_REQUIREMENTS:_ Out of all the lines below, count those with the word "true". Give the number only.

··· DATA EXCERPTS

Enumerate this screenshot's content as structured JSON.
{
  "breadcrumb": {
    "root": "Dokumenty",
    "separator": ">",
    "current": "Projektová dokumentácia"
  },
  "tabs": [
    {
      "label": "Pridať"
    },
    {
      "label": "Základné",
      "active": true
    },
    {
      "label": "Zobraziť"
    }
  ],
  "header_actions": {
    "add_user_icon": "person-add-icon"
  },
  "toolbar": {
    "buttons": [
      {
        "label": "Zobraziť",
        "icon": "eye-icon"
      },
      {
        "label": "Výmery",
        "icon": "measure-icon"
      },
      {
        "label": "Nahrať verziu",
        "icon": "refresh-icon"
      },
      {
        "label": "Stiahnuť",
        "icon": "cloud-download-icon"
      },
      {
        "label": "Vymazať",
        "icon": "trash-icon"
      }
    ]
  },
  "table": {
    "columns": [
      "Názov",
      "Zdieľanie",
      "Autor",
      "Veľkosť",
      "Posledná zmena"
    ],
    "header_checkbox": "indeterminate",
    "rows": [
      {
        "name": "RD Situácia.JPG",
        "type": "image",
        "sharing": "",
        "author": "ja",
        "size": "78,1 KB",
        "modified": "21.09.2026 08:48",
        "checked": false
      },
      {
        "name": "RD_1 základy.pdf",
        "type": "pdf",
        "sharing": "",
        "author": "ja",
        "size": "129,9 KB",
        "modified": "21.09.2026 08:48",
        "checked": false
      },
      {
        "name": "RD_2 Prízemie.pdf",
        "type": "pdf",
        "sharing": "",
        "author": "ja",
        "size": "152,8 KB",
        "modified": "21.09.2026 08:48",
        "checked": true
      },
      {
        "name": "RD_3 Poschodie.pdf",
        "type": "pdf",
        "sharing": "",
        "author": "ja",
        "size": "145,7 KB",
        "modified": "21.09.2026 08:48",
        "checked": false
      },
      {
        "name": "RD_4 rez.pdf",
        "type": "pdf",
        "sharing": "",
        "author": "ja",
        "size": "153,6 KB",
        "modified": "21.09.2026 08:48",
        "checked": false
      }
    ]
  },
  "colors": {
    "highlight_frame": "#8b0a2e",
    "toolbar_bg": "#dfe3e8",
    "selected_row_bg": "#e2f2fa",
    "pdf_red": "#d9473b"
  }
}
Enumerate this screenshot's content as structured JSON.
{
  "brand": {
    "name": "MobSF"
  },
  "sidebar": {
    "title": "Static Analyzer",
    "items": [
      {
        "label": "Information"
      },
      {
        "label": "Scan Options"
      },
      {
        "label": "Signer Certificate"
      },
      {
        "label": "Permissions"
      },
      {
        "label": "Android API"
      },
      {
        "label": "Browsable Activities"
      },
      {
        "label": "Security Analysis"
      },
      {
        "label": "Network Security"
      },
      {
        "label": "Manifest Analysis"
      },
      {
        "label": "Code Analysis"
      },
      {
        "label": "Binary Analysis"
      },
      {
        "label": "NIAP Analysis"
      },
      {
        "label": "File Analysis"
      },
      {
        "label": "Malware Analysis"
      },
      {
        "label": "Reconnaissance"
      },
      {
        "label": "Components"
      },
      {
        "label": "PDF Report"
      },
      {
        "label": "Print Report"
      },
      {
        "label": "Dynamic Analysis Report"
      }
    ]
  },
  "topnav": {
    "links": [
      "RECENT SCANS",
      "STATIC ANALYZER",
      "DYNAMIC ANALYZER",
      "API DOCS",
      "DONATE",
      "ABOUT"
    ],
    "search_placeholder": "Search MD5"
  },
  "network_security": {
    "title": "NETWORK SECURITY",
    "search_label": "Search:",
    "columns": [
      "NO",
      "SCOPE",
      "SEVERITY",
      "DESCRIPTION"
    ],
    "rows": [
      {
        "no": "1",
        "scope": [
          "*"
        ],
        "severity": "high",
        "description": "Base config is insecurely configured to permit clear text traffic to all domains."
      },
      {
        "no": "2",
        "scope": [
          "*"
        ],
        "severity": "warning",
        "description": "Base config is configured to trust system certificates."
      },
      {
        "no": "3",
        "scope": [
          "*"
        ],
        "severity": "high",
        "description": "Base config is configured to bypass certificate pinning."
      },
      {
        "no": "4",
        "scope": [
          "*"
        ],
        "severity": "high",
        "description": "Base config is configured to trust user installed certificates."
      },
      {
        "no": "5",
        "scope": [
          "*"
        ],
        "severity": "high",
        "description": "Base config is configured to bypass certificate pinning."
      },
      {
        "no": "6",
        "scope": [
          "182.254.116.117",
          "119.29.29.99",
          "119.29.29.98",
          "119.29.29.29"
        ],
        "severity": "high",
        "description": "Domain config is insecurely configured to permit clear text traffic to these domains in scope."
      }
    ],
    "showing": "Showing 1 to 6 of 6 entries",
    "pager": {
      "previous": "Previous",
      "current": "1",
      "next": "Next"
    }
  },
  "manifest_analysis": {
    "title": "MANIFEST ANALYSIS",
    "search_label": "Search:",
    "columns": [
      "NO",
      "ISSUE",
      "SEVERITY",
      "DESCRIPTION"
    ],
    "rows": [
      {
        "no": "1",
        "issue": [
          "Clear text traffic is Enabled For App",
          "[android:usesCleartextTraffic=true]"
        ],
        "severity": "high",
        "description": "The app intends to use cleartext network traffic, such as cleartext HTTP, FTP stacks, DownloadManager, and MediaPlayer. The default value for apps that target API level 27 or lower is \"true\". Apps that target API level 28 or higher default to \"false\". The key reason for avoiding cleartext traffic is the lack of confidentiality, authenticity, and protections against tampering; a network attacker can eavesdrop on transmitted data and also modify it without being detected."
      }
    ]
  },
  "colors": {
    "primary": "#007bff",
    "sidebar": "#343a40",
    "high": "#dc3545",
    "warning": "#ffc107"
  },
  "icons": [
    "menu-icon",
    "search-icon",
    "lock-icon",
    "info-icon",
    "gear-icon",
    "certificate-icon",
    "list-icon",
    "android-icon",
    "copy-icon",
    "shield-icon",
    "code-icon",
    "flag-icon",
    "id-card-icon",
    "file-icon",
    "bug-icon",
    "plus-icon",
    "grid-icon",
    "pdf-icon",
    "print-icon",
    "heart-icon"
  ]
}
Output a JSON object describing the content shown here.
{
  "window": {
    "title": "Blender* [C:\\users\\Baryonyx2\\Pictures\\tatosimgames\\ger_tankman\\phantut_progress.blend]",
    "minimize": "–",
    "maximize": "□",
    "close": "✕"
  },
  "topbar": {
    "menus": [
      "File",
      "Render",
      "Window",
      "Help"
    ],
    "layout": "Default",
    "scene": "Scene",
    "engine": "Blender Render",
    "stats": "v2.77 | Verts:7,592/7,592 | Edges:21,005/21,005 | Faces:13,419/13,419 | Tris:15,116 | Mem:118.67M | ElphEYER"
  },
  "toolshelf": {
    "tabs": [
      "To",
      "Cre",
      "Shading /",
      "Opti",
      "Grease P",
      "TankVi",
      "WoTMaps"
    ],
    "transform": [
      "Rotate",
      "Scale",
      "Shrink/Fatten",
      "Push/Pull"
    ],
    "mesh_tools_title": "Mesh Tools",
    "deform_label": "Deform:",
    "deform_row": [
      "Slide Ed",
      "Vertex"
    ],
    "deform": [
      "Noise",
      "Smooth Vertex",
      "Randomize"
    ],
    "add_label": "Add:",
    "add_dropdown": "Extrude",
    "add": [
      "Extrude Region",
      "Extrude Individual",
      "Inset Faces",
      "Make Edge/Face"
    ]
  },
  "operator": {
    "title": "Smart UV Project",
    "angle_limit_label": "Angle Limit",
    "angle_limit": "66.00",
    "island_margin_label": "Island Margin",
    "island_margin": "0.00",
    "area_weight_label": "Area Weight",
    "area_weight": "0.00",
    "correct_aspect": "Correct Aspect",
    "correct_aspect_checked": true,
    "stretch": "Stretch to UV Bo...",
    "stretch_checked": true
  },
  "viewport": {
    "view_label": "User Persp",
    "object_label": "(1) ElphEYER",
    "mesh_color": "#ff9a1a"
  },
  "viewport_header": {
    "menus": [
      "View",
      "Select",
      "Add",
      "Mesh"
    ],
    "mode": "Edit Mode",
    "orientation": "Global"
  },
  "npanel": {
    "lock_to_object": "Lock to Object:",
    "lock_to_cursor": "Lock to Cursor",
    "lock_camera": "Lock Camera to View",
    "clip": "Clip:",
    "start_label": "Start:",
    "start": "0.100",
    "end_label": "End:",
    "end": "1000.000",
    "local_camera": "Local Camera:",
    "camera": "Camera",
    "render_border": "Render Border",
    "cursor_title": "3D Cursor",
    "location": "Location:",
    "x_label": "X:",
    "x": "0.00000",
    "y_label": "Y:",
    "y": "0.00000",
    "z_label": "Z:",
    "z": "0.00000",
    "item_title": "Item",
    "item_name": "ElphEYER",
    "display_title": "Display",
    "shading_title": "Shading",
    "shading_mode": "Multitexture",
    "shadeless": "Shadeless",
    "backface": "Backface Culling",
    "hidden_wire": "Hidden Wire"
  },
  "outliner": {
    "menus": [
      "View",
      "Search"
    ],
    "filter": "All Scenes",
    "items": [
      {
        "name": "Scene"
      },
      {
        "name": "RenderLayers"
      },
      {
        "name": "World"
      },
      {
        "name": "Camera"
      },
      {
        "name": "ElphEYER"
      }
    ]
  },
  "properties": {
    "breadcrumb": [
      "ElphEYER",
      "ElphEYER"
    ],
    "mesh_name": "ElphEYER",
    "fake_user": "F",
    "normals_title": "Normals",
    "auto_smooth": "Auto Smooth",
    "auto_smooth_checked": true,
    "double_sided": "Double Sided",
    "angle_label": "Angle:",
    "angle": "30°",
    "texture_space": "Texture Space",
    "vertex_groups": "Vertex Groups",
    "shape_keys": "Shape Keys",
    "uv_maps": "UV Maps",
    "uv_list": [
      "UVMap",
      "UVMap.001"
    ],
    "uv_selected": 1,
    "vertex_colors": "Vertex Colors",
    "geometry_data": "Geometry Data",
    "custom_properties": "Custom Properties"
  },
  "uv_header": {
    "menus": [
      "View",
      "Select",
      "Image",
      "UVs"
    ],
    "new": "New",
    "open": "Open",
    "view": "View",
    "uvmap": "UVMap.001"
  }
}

······

_EXERCISE SOLUTION:_ 7